## INSTRUCTIONS TO FOLLOW
Can you transcribe every record below exactly as it appears?

▼▼▼

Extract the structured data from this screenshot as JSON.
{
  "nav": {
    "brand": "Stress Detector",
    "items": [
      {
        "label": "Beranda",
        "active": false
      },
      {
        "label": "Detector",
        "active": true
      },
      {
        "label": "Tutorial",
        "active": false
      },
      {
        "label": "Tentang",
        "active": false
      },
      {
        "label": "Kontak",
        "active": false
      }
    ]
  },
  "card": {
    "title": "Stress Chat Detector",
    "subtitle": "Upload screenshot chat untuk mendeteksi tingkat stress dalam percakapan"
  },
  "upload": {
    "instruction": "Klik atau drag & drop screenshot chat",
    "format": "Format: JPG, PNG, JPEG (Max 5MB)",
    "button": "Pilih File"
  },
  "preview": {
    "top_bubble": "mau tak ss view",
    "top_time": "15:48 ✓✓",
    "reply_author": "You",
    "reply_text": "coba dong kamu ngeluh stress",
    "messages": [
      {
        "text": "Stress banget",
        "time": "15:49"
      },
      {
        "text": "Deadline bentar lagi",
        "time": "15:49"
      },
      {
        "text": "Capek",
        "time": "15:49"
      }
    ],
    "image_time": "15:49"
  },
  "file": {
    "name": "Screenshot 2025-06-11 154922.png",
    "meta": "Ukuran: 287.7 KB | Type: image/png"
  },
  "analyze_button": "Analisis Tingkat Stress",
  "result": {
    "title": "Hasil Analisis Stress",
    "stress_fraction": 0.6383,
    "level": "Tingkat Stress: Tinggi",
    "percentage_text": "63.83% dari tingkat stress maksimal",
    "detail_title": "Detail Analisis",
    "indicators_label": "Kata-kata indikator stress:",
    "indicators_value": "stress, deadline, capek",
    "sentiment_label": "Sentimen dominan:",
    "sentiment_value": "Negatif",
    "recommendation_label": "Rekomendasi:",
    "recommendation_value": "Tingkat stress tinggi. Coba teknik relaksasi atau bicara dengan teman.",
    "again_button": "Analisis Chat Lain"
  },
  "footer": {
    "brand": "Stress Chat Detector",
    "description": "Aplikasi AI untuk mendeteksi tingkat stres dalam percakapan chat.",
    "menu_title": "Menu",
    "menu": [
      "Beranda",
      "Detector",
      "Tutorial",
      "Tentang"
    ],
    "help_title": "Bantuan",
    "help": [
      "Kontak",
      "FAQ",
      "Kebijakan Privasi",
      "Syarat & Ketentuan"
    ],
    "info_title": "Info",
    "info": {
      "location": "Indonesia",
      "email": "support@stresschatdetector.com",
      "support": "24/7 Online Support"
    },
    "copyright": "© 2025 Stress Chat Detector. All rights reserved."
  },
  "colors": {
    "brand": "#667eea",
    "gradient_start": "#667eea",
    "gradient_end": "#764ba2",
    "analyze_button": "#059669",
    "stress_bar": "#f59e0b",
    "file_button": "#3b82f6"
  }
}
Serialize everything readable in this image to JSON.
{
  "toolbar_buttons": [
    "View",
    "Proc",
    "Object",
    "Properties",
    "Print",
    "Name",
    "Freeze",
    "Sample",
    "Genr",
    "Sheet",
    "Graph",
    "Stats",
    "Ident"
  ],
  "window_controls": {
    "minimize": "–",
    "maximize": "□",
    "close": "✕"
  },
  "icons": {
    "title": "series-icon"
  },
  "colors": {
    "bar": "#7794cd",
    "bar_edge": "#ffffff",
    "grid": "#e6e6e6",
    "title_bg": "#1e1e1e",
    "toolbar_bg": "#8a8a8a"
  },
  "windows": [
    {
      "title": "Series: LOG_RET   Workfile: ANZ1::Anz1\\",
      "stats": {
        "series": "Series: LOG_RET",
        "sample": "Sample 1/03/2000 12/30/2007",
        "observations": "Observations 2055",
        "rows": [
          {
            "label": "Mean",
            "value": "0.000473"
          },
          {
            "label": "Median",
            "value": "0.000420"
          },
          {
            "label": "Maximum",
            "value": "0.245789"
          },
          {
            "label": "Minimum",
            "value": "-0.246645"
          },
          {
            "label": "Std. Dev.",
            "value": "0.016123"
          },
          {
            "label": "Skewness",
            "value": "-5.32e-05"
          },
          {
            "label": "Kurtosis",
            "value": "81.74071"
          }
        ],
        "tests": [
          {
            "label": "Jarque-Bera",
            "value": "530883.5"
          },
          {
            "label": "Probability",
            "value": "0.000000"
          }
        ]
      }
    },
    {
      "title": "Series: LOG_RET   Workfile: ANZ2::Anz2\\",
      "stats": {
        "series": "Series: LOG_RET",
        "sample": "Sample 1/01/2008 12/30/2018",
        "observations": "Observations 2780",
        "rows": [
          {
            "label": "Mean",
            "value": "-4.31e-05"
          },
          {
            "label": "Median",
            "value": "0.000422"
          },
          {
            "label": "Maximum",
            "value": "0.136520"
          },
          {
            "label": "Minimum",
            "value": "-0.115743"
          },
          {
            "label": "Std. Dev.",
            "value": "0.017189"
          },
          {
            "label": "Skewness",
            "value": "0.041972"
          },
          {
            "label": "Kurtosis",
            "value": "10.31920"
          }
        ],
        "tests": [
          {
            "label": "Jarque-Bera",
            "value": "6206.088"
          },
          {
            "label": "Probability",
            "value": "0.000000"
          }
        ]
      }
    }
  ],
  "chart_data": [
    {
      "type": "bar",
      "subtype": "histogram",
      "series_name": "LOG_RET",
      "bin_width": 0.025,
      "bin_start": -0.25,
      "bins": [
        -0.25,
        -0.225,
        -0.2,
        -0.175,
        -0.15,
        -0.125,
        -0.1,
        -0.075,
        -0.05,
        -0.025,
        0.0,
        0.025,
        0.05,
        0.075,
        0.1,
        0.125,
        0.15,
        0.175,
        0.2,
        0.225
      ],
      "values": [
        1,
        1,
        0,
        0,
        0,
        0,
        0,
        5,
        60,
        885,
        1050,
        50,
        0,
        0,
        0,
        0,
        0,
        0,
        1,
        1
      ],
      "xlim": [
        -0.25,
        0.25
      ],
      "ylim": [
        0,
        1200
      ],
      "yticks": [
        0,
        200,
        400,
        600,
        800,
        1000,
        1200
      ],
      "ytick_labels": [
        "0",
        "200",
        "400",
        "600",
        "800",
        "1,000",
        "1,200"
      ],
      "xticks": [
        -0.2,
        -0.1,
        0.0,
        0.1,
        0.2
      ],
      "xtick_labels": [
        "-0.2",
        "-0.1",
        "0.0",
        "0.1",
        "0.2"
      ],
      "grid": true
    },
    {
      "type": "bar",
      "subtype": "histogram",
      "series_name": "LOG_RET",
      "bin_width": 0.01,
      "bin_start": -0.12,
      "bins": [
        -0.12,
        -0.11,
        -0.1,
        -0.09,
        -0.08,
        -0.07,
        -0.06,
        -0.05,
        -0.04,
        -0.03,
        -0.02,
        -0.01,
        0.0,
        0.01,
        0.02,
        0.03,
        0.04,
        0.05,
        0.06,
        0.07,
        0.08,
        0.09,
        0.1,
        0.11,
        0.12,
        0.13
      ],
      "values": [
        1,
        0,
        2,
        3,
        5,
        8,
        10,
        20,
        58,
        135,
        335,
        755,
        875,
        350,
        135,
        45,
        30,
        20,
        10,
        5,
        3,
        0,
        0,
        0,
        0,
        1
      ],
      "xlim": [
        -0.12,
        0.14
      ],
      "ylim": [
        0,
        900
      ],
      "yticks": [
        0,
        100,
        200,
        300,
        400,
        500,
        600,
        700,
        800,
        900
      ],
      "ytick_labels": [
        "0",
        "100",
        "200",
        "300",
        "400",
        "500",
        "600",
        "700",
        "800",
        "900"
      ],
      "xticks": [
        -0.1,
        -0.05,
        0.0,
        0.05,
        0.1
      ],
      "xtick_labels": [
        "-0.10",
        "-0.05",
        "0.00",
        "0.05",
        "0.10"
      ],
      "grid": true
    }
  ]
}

▲▲▲

## ANSWER TO THIS PROBLEM
Extract the structured data from this screenshot as JSON.
{
  "nav": {
    "brand": "Stress Detector",
    "items": [
      {
        "label": "Beranda",
        "active": false
      },
      {
        "label": "Detector",
        "active": true
      },
      {
        "label": "Tutorial",
        "active": false
      },
      {
        "label": "Tentang",
        "active": false
      },
      {
        "label": "Kontak",
        "active": false
      }
    ]
  },
  "card": {
    "title": "Stress Chat Detector",
    "subtitle": "Upload screenshot chat untuk mendeteksi tingkat stress dalam percakapan"
  },
  "upload": {
    "instruction": "Klik atau drag & drop screenshot chat",
    "format": "Format: JPG, PNG, JPEG (Max 5MB)",
    "button": "Pilih File"
  },
  "preview": {
    "top_bubble": "mau tak ss view",
    "top_time": "15:48 ✓✓",
    "reply_author": "You",
    "reply_text": "coba dong kamu ngeluh stress",
    "messages": [
      {
        "text": "Stress banget",
        "time": "15:49"
      },
      {
        "text": "Deadline bentar lagi",
        "time": "15:49"
      },
      {
        "text": "Capek",
        "time": "15:49"
      }
    ],
    "image_time": "15:49"
  },
  "file": {
    "name": "Screenshot 2025-06-11 154922.png",
    "meta": "Ukuran: 287.7 KB | Type: image/png"
  },
  "analyze_button": "Analisis Tingkat Stress",
  "result": {
    "title": "Hasil Analisis Stress",
    "stress_fraction": 0.6383,
    "level": "Tingkat Stress: Tinggi",
    "percentage_text": "63.83% dari tingkat stress maksimal",
    "detail_title": "Detail Analisis",
    "indicators_label": "Kata-kata indikator stress:",
    "indicators_value": "stress, deadline, capek",
    "sentiment_label": "Sentimen dominan:",
    "sentiment_value": "Negatif",
    "recommendation_label": "Rekomendasi:",
    "recommendation_value": "Tingkat stress tinggi. Coba teknik relaksasi atau bicara dengan teman.",
    "again_button": "Analisis Chat Lain"
  },
  "footer": {
    "brand": "Stress Chat Detector",
    "description": "Aplikasi AI untuk mendeteksi tingkat stres dalam percakapan chat.",
    "menu_title": "Menu",
    "menu": [
      "Beranda",
      "Detector",
      "Tutorial",
      "Tentang"
    ],
    "help_title": "Bantuan",
    "help": [
      "Kontak",
      "FAQ",
      "Kebijakan Privasi",
      "Syarat & Ketentuan"
    ],
    "info_title": "Info",
    "info": {
      "location": "Indonesia",
      "email": "support@stresschatdetector.com",
      "support": "24/7 Online Support"
    },
    "copyright": "© 2025 Stress Chat Detector. All rights reserved."
  },
  "colors": {
    "brand": "#667eea",
    "gradient_start": "#667eea",
    "gradient_end": "#764ba2",
    "analyze_button": "#059669",
    "stress_bar": "#f59e0b",
    "file_button": "#3b82f6"
  }
}
Serialize everything readable in this image to JSON.
{
  "toolbar_buttons": [
    "View",
    "Proc",
    "Object",
    "Properties",
    "Print",
    "Name",
    "Freeze",
    "Sample",
    "Genr",
    "Sheet",
    "Graph",
    "Stats",
    "Ident"
  ],
  "window_controls": {
    "minimize": "–",
    "maximize": "□",
    "close": "✕"
  },
  "icons": {
    "title": "series-icon"
  },
  "colors": {
    "bar": "#7794cd",
    "bar_edge": "#ffffff",
    "grid": "#e6e6e6",
    "title_bg": "#1e1e1e",
    "toolbar_bg": "#8a8a8a"
  },
  "windows": [
    {
      "title": "Series: LOG_RET   Workfile: ANZ1::Anz1\\",
      "stats": {
        "series": "Series: LOG_RET",
        "sample": "Sample 1/03/2000 12/30/2007",
        "observations": "Observations 2055",
        "rows": [
          {
            "label": "Mean",
            "value": "0.000473"
          },
          {
            "label": "Median",
            "value": "0.000420"
          },
          {
            "label": "Maximum",
            "value": "0.245789"
          },
          {
            "label": "Minimum",
            "value": "-0.246645"
          },
          {
            "label": "Std. Dev.",
            "value": "0.016123"
          },
          {
            "label": "Skewness",
            "value": "-5.32e-05"
          },
          {
            "label": "Kurtosis",
            "value": "81.74071"
          }
        ],
        "tests": [
          {
            "label": "Jarque-Bera",
            "value": "530883.5"
          },
          {
            "label": "Probability",
            "value": "0.000000"
          }
        ]
      }
    },
    {
      "title": "Series: LOG_RET   Workfile: ANZ2::Anz2\\",
      "stats": {
        "series": "Series: LOG_RET",
        "sample": "Sample 1/01/2008 12/30/2018",
        "observations": "Observations 2780",
        "rows": [
          {
            "label": "Mean",
            "value": "-4.31e-05"
          },
          {
            "label": "Median",
            "value": "0.000422"
          },
          {
            "label": "Maximum",
            "value": "0.136520"
          },
          {
            "label": "Minimum",
            "value": "-0.115743"
          },
          {
            "label": "Std. Dev.",
            "value": "0.017189"
          },
          {
            "label": "Skewness",
            "value": "0.041972"
          },
          {
            "label": "Kurtosis",
            "value": "10.31920"
          }
        ],
        "tests": [
          {
            "label": "Jarque-Bera",
            "value": "6206.088"
          },
          {
            "label": "Probability",
            "value": "0.000000"
          }
        ]
      }
    }
  ],
  "chart_data": [
    {
      "type": "bar",
      "subtype": "histogram",
      "series_name": "LOG_RET",
      "bin_width": 0.025,
      "bin_start": -0.25,
      "bins": [
        -0.25,
        -0.225,
        -0.2,
        -0.175,
        -0.15,
        -0.125,
        -0.1,
        -0.075,
        -0.05,
        -0.025,
        0.0,
        0.025,
        0.05,
        0.075,
        0.1,
        0.125,
        0.15,
        0.175,
        0.2,
        0.225
      ],
      "values": [
        1,
        1,
        0,
        0,
        0,
        0,
        0,
        5,
        60,
        885,
        1050,
        50,
        0,
        0,
        0,
        0,
        0,
        0,
        1,
        1
      ],
      "xlim": [
        -0.25,
        0.25
      ],
      "ylim": [
        0,
        1200
      ],
      "yticks": [
        0,
        200,
        400,
        600,
        800,
        1000,
        1200
      ],
      "ytick_labels": [
        "0",
        "200",
        "400",
        "600",
        "800",
        "1,000",
        "1,200"
      ],
      "xticks": [
        -0.2,
        -0.1,
        0.0,
        0.1,
        0.2
      ],
      "xtick_labels": [
        "-0.2",
        "-0.1",
        "0.0",
        "0.1",
        "0.2"
      ],
      "grid": true
    },
    {
      "type": "bar",
      "subtype": "histogram",
      "series_name": "LOG_RET",
      "bin_width": 0.01,
      "bin_start": -0.12,
      "bins": [
        -0.12,
        -0.11,
        -0.1,
        -0.09,
        -0.08,
        -0.07,
        -0.06,
        -0.05,
        -0.04,
        -0.03,
        -0.02,
        -0.01,
        0.0,
        0.01,
        0.02,
        0.03,
        0.04,
        0.05,
        0.06,
        0.07,
        0.08,
        0.09,
        0.1,
        0.11,
        0.12,
        0.13
      ],
      "values": [
        1,
        0,
        2,
        3,
        5,
        8,
        10,
        20,
        58,
        135,
        335,
        755,
        875,
        350,
        135,
        45,
        30,
        20,
        10,
        5,
        3,
        0,
        0,
        0,
        0,
        1
      ],
      "xlim": [
        -0.12,
        0.14
      ],
      "ylim": [
        0,
        900
      ],
      "yticks": [
        0,
        100,
        200,
        300,
        400,
        500,
        600,
        700,
        800,
        900
      ],
      "ytick_labels": [
        "0",
        "100",
        "200",
        "300",
        "400",
        "500",
        "600",
        "700",
        "800",
        "900"
      ],
      "xticks": [
        -0.1,
        -0.05,
        0.0,
        0.05,
        0.1
      ],
      "xtick_labels": [
        "-0.10",
        "-0.05",
        "0.00",
        "0.05",
        "0.10"
      ],
      "grid": true
    }
  ]
}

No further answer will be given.